## [EXERCISE DATA]

+++

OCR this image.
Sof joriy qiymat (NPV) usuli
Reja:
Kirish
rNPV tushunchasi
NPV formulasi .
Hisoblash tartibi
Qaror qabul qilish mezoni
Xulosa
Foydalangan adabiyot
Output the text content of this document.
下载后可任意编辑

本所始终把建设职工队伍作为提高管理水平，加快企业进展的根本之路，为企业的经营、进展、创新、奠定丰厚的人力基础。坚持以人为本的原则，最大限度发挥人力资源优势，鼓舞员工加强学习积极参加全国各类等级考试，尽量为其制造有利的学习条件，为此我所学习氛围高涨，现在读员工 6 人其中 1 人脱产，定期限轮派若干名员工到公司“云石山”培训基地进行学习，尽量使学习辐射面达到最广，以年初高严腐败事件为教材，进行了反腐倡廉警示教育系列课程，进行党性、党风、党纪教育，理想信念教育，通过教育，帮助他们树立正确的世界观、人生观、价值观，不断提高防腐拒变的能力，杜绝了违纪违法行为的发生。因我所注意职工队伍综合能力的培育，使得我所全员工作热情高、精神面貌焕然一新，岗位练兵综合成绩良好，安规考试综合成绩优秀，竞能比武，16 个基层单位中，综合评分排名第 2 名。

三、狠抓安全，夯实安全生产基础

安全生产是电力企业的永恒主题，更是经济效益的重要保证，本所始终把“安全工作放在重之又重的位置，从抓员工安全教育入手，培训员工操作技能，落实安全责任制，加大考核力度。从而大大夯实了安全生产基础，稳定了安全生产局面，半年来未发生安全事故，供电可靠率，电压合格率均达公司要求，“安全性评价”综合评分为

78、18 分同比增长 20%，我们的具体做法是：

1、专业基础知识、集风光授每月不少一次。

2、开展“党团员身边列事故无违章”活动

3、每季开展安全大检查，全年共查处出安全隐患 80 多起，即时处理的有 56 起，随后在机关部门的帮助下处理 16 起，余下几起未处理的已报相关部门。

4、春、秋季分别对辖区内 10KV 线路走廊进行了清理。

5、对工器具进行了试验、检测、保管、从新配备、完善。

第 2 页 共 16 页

+++

## [DIRECTIONS]
Without omitting anything, output the entries exactly.

## [SOLUTION TO THE PROBLEM]
OCR this image.
Sof joriy qiymat (NPV) usuli
Reja:
Kirish
rNPV tushunchasi
NPV formulasi .
Hisoblash tartibi
Qaror qabul qilish mezoni
Xulosa
Foydalangan adabiyot
Output the text content of this document.
下载后可任意编辑

本所始终把建设职工队伍作为提高管理水平，加快企业进展的根本之路，为企业的经营、进展、创新、奠定丰厚的人力基础。坚持以人为本的原则，最大限度发挥人力资源优势，鼓舞员工加强学习积极参加全国各类等级考试，尽量为其制造有利的学习条件，为此我所学习氛围高涨，现在读员工 6 人其中 1 人脱产，定期限轮派若干名员工到公司“云石山”培训基地进行学习，尽量使学习辐射面达到最广，以年初高严腐败事件为教材，进行了反腐倡廉警示教育系列课程，进行党性、党风、党纪教育，理想信念教育，通过教育，帮助他们树立正确的世界观、人生观、价值观，不断提高防腐拒变的能力，杜绝了违纪违法行为的发生。因我所注意职工队伍综合能力的培育，使得我所全员工作热情高、精神面貌焕然一新，岗位练兵综合成绩良好，安规考试综合成绩优秀，竞能比武，16 个基层单位中，综合评分排名第 2 名。

三、狠抓安全，夯实安全生产基础

安全生产是电力企业的永恒主题，更是经济效益的重要保证，本所始终把“安全工作放在重之又重的位置，从抓员工安全教育入手，培训员工操作技能，落实安全责任制，加大考核力度。从而大大夯实了安全生产基础，稳定了安全生产局面，半年来未发生安全事故，供电可靠率，电压合格率均达公司要求，“安全性评价”综合评分为

78、18 分同比增长 20%，我们的具体做法是：

1、专业基础知识、集风光授每月不少一次。

2、开展“党团员身边列事故无违章”活动

3、每季开展安全大检查，全年共查处出安全隐患 80 多起，即时处理的有 56 起，随后在机关部门的帮助下处理 16 起，余下几起未处理的已报相关部门。

4、春、秋季分别对辖区内 10KV 线路走廊进行了清理。

5、对工器具进行了试验、检测、保管、从新配备、完善。

第 2 页 共 16 页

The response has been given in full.